>> begin

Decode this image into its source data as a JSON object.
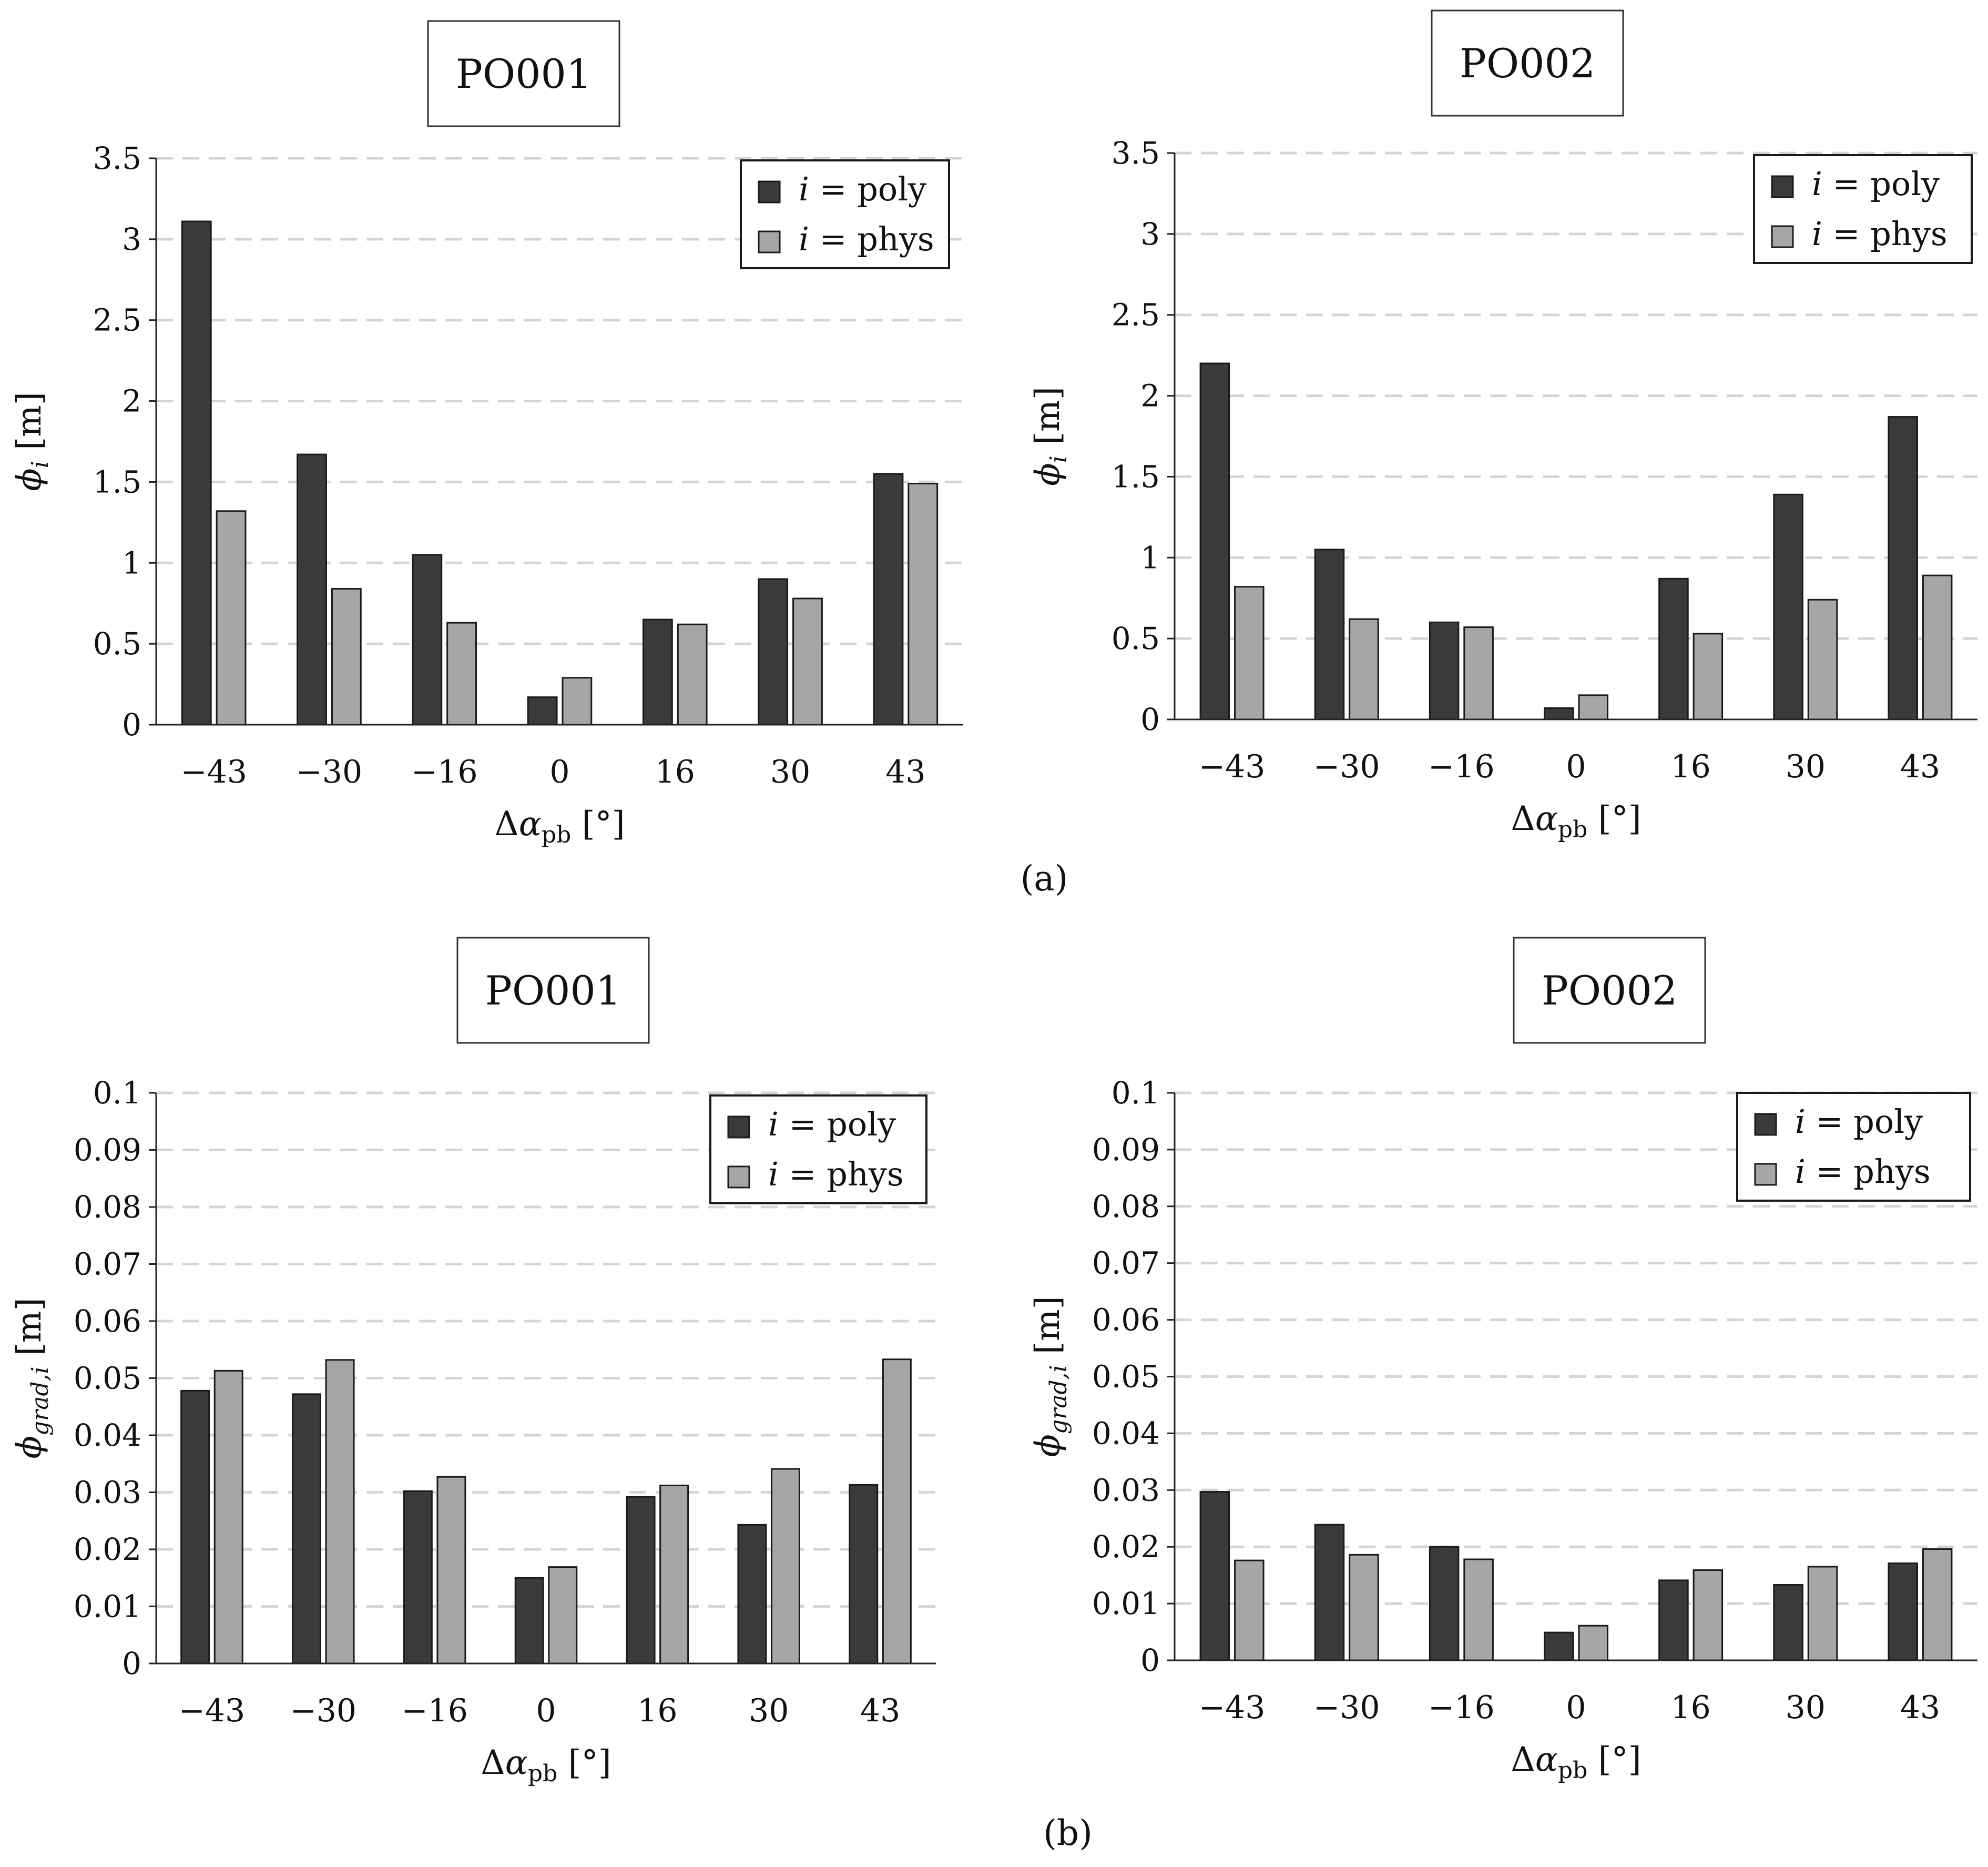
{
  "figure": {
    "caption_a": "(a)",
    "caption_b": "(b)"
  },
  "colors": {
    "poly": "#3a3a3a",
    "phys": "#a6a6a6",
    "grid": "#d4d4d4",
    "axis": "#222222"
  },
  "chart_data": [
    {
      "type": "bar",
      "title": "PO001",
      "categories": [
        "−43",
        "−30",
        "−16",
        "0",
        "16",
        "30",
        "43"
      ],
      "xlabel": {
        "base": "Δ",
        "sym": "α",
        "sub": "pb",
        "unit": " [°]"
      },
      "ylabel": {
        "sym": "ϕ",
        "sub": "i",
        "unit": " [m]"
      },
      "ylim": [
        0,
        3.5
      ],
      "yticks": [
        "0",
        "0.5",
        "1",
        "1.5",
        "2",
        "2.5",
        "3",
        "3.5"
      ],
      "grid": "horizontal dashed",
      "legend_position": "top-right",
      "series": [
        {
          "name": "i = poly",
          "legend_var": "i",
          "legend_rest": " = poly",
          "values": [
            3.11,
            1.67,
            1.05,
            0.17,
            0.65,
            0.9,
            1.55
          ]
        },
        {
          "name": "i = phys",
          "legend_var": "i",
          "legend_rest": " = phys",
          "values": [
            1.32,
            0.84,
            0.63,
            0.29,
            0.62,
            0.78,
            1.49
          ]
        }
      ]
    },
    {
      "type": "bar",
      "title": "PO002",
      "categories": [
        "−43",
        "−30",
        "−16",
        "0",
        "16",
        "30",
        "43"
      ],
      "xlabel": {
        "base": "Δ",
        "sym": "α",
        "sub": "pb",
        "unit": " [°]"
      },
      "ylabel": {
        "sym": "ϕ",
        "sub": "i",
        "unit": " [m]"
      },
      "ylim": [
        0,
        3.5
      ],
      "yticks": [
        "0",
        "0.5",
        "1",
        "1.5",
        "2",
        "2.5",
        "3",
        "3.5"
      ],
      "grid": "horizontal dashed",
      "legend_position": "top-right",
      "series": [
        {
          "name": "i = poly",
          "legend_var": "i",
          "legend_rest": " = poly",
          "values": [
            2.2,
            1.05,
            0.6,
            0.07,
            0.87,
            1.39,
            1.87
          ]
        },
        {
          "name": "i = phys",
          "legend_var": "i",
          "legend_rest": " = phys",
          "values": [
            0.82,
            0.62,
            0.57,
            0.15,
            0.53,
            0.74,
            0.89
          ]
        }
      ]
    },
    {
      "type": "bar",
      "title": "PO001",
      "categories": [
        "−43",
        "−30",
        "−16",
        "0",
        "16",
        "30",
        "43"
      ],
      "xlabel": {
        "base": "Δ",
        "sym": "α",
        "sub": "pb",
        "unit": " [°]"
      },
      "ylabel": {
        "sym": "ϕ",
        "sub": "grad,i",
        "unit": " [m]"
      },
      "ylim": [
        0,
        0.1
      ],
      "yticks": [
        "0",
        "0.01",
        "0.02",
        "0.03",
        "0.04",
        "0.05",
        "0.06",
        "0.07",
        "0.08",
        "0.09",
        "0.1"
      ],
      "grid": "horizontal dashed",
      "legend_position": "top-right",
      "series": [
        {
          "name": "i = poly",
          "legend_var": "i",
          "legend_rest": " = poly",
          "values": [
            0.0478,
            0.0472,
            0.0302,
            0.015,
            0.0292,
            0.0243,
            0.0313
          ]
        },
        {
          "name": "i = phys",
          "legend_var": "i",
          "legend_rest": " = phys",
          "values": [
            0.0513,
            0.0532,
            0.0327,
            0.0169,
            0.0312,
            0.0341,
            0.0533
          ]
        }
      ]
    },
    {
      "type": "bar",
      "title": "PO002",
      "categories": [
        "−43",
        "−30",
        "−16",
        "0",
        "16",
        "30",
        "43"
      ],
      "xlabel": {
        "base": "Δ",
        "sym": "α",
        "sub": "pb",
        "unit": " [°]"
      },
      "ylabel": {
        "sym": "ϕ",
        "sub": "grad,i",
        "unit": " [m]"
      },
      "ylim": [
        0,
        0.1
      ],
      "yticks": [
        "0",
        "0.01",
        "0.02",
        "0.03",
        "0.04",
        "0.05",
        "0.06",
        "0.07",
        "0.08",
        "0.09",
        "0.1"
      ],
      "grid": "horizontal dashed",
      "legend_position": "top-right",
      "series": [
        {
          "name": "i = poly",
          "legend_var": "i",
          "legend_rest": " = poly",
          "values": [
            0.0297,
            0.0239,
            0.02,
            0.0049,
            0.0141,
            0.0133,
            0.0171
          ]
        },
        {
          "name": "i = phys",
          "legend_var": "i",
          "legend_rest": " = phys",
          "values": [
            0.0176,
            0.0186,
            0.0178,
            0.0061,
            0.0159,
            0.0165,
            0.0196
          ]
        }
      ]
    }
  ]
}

>> end

• _Exercise objective_: Extract the full listing exactly, with the pictures left out.

• _Full response_:
Decode this image into its source data as a JSON object.
{
  "figure": {
    "caption_a": "(a)",
    "caption_b": "(b)"
  },
  "colors": {
    "poly": "#3a3a3a",
    "phys": "#a6a6a6",
    "grid": "#d4d4d4",
    "axis": "#222222"
  },
  "chart_data": [
    {
      "type": "bar",
      "title": "PO001",
      "categories": [
        "−43",
        "−30",
        "−16",
        "0",
        "16",
        "30",
        "43"
      ],
      "xlabel": {
        "base": "Δ",
        "sym": "α",
        "sub": "pb",
        "unit": " [°]"
      },
      "ylabel": {
        "sym": "ϕ",
        "sub": "i",
        "unit": " [m]"
      },
      "ylim": [
        0,
        3.5
      ],
      "yticks": [
        "0",
        "0.5",
        "1",
        "1.5",
        "2",
        "2.5",
        "3",
        "3.5"
      ],
      "grid": "horizontal dashed",
      "legend_position": "top-right",
      "series": [
        {
          "name": "i = poly",
          "legend_var": "i",
          "legend_rest": " = poly",
          "values": [
            3.11,
            1.67,
            1.05,
            0.17,
            0.65,
            0.9,
            1.55
          ]
        },
        {
          "name": "i = phys",
          "legend_var": "i",
          "legend_rest": " = phys",
          "values": [
            1.32,
            0.84,
            0.63,
            0.29,
            0.62,
            0.78,
            1.49
          ]
        }
      ]
    },
    {
      "type": "bar",
      "title": "PO002",
      "categories": [
        "−43",
        "−30",
        "−16",
        "0",
        "16",
        "30",
        "43"
      ],
      "xlabel": {
        "base": "Δ",
        "sym": "α",
        "sub": "pb",
        "unit": " [°]"
      },
      "ylabel": {
        "sym": "ϕ",
        "sub": "i",
        "unit": " [m]"
      },
      "ylim": [
        0,
        3.5
      ],
      "yticks": [
        "0",
        "0.5",
        "1",
        "1.5",
        "2",
        "2.5",
        "3",
        "3.5"
      ],
      "grid": "horizontal dashed",
      "legend_position": "top-right",
      "series": [
        {
          "name": "i = poly",
          "legend_var": "i",
          "legend_rest": " = poly",
          "values": [
            2.2,
            1.05,
            0.6,
            0.07,
            0.87,
            1.39,
            1.87
          ]
        },
        {
          "name": "i = phys",
          "legend_var": "i",
          "legend_rest": " = phys",
          "values": [
            0.82,
            0.62,
            0.57,
            0.15,
            0.53,
            0.74,
            0.89
          ]
        }
      ]
    },
    {
      "type": "bar",
      "title": "PO001",
      "categories": [
        "−43",
        "−30",
        "−16",
        "0",
        "16",
        "30",
        "43"
      ],
      "xlabel": {
        "base": "Δ",
        "sym": "α",
        "sub": "pb",
        "unit": " [°]"
      },
      "ylabel": {
        "sym": "ϕ",
        "sub": "grad,i",
        "unit": " [m]"
      },
      "ylim": [
        0,
        0.1
      ],
      "yticks": [
        "0",
        "0.01",
        "0.02",
        "0.03",
        "0.04",
        "0.05",
        "0.06",
        "0.07",
        "0.08",
        "0.09",
        "0.1"
      ],
      "grid": "horizontal dashed",
      "legend_position": "top-right",
      "series": [
        {
          "name": "i = poly",
          "legend_var": "i",
          "legend_rest": " = poly",
          "values": [
            0.0478,
            0.0472,
            0.0302,
            0.015,
            0.0292,
            0.0243,
            0.0313
          ]
        },
        {
          "name": "i = phys",
          "legend_var": "i",
          "legend_rest": " = phys",
          "values": [
            0.0513,
            0.0532,
            0.0327,
            0.0169,
            0.0312,
            0.0341,
            0.0533
          ]
        }
      ]
    },
    {
      "type": "bar",
      "title": "PO002",
      "categories": [
        "−43",
        "−30",
        "−16",
        "0",
        "16",
        "30",
        "43"
      ],
      "xlabel": {
        "base": "Δ",
        "sym": "α",
        "sub": "pb",
        "unit": " [°]"
      },
      "ylabel": {
        "sym": "ϕ",
        "sub": "grad,i",
        "unit": " [m]"
      },
      "ylim": [
        0,
        0.1
      ],
      "yticks": [
        "0",
        "0.01",
        "0.02",
        "0.03",
        "0.04",
        "0.05",
        "0.06",
        "0.07",
        "0.08",
        "0.09",
        "0.1"
      ],
      "grid": "horizontal dashed",
      "legend_position": "top-right",
      "series": [
        {
          "name": "i = poly",
          "legend_var": "i",
          "legend_rest": " = poly",
          "values": [
            0.0297,
            0.0239,
            0.02,
            0.0049,
            0.0141,
            0.0133,
            0.0171
          ]
        },
        {
          "name": "i = phys",
          "legend_var": "i",
          "legend_rest": " = phys",
          "values": [
            0.0176,
            0.0186,
            0.0178,
            0.0061,
            0.0159,
            0.0165,
            0.0196
          ]
        }
      ]
    }
  ]
}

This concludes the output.